Collection entries:

====

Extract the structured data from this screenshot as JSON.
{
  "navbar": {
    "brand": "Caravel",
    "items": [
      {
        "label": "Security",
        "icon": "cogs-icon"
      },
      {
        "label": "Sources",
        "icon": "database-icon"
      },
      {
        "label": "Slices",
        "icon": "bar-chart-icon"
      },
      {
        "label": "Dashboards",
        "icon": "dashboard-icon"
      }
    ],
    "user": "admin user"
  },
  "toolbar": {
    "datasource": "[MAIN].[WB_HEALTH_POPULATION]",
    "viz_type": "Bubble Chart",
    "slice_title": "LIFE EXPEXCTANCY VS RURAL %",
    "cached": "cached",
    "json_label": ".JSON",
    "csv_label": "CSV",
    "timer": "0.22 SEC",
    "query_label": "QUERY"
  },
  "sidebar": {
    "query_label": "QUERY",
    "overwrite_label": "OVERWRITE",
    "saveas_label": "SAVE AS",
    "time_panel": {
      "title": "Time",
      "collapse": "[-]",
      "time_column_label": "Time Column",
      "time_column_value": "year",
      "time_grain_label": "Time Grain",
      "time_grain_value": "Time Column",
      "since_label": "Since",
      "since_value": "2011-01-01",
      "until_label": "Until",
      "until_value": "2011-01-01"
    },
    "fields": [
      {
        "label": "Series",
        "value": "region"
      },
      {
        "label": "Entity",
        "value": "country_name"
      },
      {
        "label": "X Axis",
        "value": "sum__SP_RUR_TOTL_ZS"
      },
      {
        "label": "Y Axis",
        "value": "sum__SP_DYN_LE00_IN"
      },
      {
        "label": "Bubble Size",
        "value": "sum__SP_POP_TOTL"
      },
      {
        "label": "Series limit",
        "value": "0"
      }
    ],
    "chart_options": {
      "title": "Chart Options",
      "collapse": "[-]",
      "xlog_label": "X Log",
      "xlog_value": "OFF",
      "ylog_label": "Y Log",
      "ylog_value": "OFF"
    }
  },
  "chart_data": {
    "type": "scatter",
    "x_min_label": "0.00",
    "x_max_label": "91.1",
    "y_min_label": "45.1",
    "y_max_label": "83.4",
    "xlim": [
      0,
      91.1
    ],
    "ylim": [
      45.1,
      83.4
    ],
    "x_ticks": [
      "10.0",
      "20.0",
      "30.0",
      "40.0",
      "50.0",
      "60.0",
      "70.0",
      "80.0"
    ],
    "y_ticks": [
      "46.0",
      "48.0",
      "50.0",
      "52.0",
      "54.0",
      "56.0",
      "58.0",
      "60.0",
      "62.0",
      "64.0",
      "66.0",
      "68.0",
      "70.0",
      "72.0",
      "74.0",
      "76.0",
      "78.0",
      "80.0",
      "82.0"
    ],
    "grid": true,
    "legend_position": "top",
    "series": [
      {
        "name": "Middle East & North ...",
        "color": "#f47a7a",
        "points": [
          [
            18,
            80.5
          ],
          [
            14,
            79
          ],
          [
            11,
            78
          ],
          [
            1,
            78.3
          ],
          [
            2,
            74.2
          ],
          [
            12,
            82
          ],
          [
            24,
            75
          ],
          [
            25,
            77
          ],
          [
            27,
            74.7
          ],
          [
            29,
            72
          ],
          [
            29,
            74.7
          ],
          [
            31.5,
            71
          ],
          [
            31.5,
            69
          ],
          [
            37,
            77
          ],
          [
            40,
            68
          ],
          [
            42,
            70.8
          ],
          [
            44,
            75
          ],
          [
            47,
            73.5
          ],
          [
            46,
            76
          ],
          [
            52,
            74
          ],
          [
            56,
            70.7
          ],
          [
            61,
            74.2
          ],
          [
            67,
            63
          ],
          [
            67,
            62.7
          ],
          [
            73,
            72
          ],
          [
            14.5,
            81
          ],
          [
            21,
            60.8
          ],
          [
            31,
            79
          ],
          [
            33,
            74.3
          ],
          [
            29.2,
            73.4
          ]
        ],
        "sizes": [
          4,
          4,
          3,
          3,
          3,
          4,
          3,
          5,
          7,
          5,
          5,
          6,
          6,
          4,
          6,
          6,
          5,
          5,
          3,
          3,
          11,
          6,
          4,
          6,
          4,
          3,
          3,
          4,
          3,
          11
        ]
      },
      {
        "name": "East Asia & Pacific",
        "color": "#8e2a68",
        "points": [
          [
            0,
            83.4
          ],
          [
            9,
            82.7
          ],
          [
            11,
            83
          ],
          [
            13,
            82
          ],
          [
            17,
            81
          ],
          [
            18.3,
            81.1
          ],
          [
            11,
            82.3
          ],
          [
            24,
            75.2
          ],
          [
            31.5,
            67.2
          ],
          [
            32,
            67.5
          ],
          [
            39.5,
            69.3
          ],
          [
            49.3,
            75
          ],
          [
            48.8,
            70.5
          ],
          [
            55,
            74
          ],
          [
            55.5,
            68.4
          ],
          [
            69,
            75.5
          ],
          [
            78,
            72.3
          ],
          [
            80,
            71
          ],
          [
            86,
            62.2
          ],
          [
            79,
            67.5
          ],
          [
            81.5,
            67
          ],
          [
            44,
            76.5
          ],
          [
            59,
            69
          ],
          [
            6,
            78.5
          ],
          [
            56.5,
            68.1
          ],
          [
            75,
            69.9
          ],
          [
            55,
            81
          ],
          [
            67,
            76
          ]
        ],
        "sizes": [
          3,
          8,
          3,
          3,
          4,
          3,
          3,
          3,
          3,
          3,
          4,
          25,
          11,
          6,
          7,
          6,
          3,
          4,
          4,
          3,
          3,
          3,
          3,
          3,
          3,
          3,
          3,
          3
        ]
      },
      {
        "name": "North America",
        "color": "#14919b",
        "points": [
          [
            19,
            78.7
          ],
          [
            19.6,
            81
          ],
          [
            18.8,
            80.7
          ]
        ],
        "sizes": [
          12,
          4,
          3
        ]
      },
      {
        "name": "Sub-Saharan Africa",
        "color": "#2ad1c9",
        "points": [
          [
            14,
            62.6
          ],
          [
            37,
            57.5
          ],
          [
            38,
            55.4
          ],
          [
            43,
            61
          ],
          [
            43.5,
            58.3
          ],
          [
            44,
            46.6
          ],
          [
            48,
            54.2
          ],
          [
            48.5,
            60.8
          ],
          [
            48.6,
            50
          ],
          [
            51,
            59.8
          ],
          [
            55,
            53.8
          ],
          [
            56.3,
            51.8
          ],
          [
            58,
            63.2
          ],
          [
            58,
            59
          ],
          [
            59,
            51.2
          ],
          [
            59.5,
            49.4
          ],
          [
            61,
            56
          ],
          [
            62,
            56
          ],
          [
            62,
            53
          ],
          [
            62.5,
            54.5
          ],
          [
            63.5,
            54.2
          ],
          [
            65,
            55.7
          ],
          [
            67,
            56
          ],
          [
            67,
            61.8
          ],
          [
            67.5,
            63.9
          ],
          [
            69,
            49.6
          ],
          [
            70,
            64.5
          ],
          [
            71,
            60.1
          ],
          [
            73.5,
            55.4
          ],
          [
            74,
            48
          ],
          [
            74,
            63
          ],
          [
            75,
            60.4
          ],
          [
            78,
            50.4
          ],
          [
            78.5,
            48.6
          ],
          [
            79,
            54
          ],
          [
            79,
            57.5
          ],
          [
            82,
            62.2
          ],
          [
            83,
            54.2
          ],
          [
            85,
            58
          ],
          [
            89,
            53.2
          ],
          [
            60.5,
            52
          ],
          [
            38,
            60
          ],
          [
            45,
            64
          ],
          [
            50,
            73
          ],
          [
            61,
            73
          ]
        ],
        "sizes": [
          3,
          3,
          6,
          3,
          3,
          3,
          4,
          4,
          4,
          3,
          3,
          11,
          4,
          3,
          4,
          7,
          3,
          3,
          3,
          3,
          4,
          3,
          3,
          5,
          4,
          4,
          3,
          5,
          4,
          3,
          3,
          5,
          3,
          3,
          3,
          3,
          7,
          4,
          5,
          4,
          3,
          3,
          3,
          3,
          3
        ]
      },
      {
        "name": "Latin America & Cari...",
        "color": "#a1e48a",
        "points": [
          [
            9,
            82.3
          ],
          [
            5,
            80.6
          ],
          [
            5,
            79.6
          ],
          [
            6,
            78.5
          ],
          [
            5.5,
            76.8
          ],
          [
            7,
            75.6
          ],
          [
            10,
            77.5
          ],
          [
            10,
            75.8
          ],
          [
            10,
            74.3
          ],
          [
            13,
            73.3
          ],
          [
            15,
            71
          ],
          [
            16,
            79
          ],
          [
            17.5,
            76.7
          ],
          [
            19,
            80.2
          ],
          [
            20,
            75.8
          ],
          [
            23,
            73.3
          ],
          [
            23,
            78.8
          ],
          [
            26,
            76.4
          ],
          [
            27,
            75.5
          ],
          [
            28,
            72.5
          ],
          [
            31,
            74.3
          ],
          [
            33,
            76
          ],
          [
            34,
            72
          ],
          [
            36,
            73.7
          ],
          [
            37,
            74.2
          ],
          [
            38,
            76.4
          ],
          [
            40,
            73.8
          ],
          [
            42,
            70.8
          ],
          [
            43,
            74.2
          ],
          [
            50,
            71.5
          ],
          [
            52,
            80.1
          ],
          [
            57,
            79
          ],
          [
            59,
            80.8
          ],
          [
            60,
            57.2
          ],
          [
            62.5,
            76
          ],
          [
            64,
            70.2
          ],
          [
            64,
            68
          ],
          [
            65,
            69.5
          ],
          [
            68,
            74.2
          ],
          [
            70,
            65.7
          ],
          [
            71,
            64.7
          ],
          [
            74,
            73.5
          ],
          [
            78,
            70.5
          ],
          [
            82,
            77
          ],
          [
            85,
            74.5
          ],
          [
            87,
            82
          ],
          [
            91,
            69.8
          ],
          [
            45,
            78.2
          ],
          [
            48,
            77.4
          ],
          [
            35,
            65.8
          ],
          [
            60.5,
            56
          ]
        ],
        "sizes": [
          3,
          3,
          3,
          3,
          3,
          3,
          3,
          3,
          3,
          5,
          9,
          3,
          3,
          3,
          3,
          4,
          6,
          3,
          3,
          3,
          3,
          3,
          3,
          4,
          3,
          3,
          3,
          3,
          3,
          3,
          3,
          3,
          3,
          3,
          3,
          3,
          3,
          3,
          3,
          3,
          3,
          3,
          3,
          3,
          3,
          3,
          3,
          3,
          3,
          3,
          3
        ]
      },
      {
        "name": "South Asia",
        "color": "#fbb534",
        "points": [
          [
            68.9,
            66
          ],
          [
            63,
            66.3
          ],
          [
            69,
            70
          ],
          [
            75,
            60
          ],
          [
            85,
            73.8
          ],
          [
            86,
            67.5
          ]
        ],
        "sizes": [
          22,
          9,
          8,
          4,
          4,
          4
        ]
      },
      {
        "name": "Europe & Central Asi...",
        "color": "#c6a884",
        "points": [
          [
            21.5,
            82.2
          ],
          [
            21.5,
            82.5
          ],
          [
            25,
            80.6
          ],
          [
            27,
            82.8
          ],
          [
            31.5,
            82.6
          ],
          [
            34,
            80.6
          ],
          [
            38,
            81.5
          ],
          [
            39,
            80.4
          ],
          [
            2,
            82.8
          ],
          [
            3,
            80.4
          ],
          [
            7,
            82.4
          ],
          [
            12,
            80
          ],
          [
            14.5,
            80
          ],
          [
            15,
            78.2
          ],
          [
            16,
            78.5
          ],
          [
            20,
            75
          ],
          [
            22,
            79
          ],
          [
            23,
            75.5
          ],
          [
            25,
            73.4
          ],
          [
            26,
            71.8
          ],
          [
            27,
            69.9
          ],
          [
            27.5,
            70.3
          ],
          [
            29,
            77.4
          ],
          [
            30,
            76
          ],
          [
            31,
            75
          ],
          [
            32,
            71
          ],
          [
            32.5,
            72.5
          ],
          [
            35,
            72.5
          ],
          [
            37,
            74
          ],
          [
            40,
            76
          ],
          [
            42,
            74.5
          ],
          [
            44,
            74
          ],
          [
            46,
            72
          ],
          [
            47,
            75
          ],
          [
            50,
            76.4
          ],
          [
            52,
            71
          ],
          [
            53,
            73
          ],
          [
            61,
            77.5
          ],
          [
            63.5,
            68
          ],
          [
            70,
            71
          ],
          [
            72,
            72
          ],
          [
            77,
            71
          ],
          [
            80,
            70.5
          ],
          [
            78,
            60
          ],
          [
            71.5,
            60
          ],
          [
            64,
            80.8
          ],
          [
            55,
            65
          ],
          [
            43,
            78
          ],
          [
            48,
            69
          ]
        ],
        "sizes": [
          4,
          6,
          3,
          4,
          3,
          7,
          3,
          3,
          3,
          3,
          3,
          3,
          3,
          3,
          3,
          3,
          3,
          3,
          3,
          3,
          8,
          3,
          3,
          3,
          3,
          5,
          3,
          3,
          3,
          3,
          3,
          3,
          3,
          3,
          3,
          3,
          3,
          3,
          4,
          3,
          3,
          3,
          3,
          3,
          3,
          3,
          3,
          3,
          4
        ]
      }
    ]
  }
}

====

**What this task involves**
Output nothing but the number of lines in the data containing the string "JSON".

**Result of the task**
2